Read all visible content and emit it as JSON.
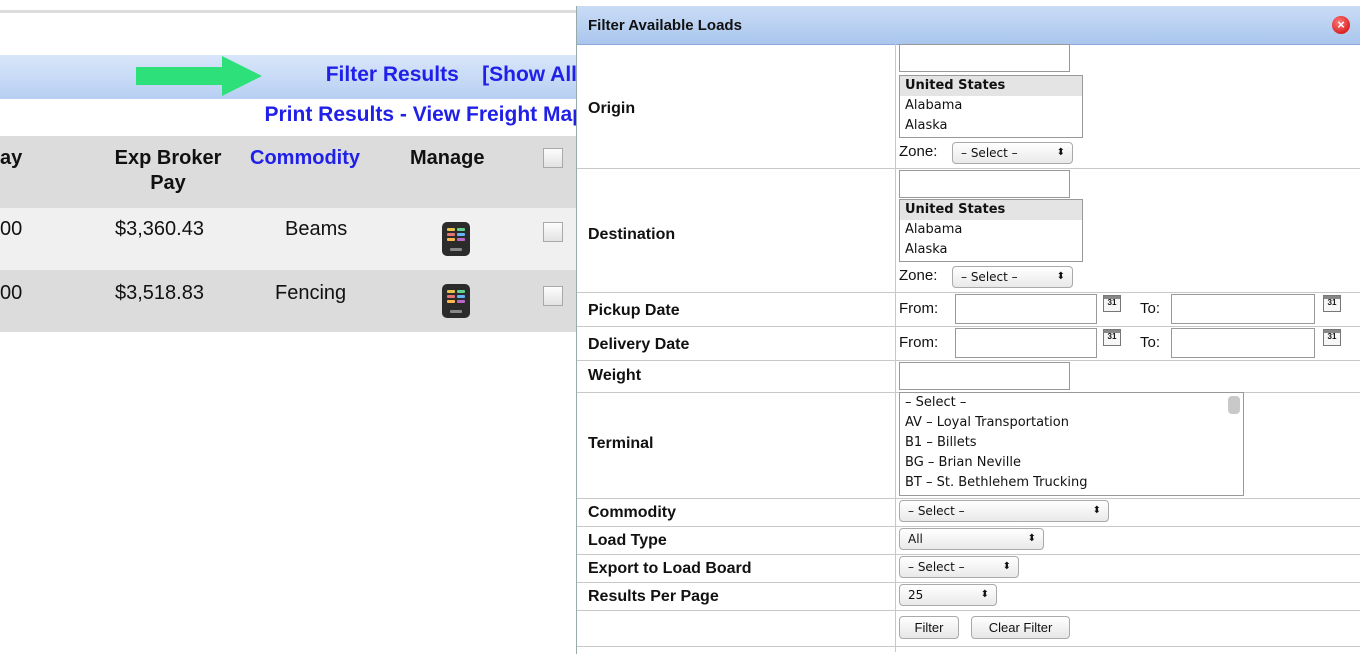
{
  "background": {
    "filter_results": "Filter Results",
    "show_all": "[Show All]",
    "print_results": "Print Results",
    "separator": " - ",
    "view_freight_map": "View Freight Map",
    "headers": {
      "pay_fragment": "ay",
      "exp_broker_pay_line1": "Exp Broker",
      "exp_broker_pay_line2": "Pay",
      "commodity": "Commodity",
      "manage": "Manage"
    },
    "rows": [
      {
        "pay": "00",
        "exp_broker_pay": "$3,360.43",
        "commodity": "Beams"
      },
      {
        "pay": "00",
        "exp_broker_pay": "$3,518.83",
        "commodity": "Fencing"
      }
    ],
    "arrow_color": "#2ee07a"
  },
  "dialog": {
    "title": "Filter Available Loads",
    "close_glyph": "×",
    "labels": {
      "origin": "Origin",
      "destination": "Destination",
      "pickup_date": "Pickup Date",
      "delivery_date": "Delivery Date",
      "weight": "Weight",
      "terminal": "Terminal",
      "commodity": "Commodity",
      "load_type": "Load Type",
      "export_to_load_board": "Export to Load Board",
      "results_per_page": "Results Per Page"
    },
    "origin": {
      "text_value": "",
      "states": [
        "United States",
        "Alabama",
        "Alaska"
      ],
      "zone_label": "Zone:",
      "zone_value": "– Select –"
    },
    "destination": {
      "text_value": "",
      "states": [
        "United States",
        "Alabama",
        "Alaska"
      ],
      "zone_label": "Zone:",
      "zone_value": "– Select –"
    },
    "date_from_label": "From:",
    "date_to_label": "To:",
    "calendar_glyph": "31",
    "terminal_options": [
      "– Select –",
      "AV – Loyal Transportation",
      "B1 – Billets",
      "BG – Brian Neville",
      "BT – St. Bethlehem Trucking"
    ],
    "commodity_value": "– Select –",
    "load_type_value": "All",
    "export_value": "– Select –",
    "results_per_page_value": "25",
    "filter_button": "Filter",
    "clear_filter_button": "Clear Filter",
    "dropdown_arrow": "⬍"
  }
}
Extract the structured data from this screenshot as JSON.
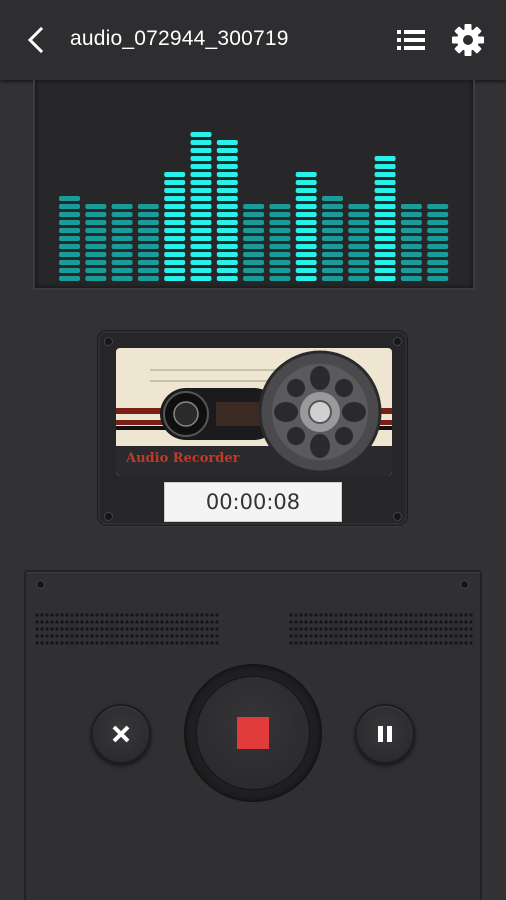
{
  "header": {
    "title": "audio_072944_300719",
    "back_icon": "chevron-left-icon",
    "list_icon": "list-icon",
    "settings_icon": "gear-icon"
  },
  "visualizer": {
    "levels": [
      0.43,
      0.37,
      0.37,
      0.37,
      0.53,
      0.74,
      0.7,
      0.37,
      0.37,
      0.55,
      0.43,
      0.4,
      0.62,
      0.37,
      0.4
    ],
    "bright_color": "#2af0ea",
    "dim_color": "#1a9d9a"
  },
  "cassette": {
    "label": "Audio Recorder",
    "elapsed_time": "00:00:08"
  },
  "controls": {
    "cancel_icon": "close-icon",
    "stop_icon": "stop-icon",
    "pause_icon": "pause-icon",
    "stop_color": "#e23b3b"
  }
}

WRITTEN TASK: Point out every line holding the string "Filter" and copy it.

CORRECT RESPONSE:
    "filter_results": "Filter Results",
    "title": "Filter Available Loads",
    "filter_button": "Filter",
    "clear_filter_button": "Clear Filter",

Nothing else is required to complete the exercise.